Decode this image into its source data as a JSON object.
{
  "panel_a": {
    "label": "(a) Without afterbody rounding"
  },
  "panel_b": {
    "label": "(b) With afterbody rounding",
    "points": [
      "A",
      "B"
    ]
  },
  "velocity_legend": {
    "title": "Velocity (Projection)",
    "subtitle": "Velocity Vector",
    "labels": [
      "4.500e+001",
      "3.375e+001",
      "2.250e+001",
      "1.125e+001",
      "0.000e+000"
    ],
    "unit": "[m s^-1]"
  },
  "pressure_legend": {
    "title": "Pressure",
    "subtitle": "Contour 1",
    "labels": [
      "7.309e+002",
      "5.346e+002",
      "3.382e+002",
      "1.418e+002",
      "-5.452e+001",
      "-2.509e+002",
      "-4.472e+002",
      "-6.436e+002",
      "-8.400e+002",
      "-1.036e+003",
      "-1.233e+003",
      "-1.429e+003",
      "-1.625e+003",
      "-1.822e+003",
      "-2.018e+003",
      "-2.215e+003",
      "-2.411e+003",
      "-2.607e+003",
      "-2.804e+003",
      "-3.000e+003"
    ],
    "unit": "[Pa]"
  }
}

|---|

REQUIREMENTS » Each line in the material above must be retyped without alteration.

WRITTEN ANSWER »
Decode this image into its source data as a JSON object.
{
  "panel_a": {
    "label": "(a) Without afterbody rounding"
  },
  "panel_b": {
    "label": "(b) With afterbody rounding",
    "points": [
      "A",
      "B"
    ]
  },
  "velocity_legend": {
    "title": "Velocity (Projection)",
    "subtitle": "Velocity Vector",
    "labels": [
      "4.500e+001",
      "3.375e+001",
      "2.250e+001",
      "1.125e+001",
      "0.000e+000"
    ],
    "unit": "[m s^-1]"
  },
  "pressure_legend": {
    "title": "Pressure",
    "subtitle": "Contour 1",
    "labels": [
      "7.309e+002",
      "5.346e+002",
      "3.382e+002",
      "1.418e+002",
      "-5.452e+001",
      "-2.509e+002",
      "-4.472e+002",
      "-6.436e+002",
      "-8.400e+002",
      "-1.036e+003",
      "-1.233e+003",
      "-1.429e+003",
      "-1.625e+003",
      "-1.822e+003",
      "-2.018e+003",
      "-2.215e+003",
      "-2.411e+003",
      "-2.607e+003",
      "-2.804e+003",
      "-3.000e+003"
    ],
    "unit": "[Pa]"
  }
}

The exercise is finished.